→ **Stated task**:
Can you output the material exactly as written, minus any pictures it holds?

(Rows from a dataset)
## START

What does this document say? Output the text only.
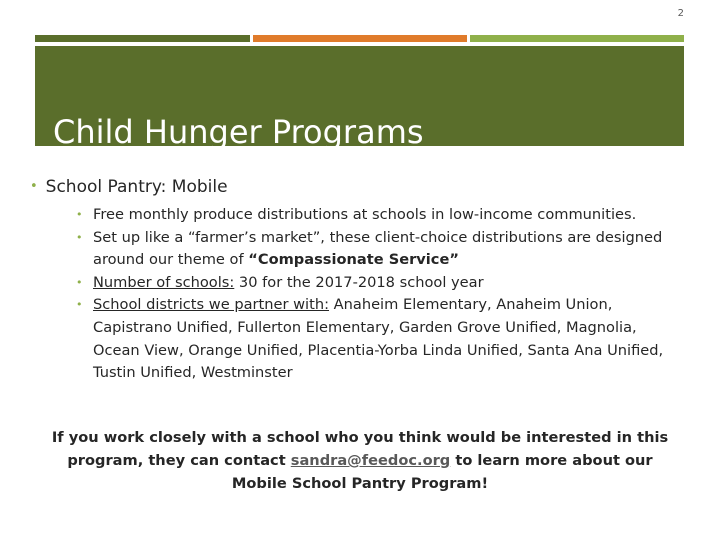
2
Child Hunger Programs
• School Pantry: Mobile
• Free monthly produce distributions at schools in low-income communities.
• Set up like a “farmer’s market”, these client-choice distributions are designed around our theme of “Compassionate Service”
• Number of schools: 30 for the 2017-2018 school year
• School districts we partner with: Anaheim Elementary, Anaheim Union, Capistrano Unified, Fullerton Elementary, Garden Grove Unified, Magnolia, Ocean View, Orange Unified, Placentia-Yorba Linda Unified, Santa Ana Unified, Tustin Unified, Westminster
If you work closely with a school who you think would be interested in this program, they can contact sandra@feedoc.org to learn more about our Mobile School Pantry Program!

## END

→ **Reply to the exercise**:
What does this document say? Output the text only.
2
Child Hunger Programs
• School Pantry: Mobile
• Free monthly produce distributions at schools in low-income communities.
• Set up like a “farmer’s market”, these client-choice distributions are designed around our theme of “Compassionate Service”
• Number of schools: 30 for the 2017-2018 school year
• School districts we partner with: Anaheim Elementary, Anaheim Union, Capistrano Unified, Fullerton Elementary, Garden Grove Unified, Magnolia, Ocean View, Orange Unified, Placentia-Yorba Linda Unified, Santa Ana Unified, Tustin Unified, Westminster
If you work closely with a school who you think would be interested in this program, they can contact sandra@feedoc.org to learn more about our Mobile School Pantry Program!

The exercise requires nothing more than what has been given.